Look through the material below. Copy every line with the string "this" in it.
================================
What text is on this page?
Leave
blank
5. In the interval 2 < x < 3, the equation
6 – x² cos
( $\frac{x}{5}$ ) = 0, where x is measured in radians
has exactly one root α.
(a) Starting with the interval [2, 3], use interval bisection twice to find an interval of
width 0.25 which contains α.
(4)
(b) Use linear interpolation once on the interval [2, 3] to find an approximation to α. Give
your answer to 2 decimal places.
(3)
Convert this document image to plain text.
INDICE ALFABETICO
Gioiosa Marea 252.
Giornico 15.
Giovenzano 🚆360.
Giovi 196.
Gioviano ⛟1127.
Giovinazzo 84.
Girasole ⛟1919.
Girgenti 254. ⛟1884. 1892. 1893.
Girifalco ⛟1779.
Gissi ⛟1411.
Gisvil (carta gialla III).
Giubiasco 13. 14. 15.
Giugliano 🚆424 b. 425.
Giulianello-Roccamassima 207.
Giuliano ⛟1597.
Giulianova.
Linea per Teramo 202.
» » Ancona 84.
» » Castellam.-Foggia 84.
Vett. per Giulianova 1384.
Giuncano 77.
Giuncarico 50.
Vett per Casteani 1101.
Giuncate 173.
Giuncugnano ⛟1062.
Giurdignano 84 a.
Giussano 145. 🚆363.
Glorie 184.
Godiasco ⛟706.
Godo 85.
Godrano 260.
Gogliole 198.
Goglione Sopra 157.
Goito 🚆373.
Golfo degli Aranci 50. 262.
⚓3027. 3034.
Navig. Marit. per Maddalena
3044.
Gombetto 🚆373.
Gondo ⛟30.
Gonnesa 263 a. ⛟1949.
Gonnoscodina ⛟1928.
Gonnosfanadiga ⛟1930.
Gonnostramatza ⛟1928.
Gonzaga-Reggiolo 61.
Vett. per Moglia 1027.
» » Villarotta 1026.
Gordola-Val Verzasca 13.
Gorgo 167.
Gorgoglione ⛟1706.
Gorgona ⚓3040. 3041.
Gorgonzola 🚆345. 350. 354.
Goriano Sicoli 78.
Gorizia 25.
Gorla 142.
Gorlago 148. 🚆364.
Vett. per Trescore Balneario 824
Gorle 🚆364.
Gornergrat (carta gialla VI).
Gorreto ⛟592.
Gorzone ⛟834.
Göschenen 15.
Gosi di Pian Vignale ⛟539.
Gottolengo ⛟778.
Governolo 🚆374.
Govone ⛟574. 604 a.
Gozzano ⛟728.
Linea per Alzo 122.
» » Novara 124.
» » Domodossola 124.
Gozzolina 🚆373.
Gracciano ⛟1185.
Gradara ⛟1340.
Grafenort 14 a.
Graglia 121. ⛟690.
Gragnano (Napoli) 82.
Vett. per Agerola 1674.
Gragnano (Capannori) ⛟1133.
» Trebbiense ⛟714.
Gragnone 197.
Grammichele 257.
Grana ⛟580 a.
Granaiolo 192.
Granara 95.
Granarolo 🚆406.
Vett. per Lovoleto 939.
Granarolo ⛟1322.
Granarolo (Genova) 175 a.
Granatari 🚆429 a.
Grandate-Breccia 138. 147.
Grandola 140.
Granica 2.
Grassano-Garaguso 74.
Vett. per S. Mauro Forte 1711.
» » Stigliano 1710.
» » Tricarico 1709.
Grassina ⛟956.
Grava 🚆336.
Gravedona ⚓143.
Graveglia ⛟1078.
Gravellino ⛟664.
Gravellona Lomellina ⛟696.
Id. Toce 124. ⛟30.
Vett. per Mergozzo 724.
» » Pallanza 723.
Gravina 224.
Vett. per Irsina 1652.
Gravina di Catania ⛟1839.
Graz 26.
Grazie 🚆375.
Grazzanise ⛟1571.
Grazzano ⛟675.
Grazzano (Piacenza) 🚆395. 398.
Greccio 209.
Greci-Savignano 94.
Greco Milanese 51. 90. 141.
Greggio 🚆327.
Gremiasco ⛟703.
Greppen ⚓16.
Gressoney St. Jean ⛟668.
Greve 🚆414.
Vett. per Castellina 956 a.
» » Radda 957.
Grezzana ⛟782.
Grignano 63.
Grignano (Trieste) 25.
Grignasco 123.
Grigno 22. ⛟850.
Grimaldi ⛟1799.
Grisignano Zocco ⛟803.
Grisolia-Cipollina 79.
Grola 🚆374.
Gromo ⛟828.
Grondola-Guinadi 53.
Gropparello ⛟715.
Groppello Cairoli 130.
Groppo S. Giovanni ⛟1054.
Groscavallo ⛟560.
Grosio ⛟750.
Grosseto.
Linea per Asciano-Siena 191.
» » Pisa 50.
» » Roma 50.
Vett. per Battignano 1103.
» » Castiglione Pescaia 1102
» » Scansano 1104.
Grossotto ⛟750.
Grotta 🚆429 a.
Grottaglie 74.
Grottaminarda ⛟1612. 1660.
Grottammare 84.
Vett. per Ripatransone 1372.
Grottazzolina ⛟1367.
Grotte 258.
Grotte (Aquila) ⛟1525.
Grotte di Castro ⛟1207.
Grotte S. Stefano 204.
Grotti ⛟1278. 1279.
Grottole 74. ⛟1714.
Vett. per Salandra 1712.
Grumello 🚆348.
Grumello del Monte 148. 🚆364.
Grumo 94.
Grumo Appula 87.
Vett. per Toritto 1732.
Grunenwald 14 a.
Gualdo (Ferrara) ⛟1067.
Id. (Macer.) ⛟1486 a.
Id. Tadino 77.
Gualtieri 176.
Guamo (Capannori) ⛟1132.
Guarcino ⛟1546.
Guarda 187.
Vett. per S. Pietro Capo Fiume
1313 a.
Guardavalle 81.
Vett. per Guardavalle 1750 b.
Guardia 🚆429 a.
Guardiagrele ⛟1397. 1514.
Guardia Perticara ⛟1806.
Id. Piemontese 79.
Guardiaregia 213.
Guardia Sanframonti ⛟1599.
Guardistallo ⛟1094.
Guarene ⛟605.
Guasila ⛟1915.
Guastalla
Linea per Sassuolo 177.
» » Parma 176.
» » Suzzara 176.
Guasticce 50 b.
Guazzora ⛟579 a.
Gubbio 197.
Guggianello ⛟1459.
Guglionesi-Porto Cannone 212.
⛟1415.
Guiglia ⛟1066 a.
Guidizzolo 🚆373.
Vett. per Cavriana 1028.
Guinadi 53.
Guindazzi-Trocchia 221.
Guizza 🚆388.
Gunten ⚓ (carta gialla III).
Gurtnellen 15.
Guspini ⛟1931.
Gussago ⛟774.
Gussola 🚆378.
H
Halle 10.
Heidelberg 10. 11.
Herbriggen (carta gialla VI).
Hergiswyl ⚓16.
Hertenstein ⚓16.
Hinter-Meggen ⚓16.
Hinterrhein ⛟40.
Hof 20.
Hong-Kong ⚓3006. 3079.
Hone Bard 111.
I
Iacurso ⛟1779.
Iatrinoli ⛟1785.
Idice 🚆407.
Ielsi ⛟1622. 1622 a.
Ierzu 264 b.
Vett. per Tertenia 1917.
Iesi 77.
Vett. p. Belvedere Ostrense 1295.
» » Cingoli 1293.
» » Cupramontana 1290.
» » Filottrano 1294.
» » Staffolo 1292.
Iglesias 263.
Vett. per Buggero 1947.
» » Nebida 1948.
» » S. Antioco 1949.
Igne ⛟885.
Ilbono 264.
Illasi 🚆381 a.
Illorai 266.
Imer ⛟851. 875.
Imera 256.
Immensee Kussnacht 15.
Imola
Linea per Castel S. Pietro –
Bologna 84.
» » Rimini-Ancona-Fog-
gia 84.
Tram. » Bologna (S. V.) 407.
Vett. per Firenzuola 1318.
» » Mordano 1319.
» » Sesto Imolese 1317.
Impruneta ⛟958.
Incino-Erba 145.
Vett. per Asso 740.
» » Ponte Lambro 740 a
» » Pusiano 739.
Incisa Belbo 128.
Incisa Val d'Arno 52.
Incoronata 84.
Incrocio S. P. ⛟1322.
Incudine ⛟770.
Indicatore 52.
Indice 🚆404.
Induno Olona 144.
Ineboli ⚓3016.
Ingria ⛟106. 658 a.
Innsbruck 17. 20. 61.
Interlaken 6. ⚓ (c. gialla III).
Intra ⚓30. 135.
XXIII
================================
Response -
What text is on this page?
Convert this document image to plain text.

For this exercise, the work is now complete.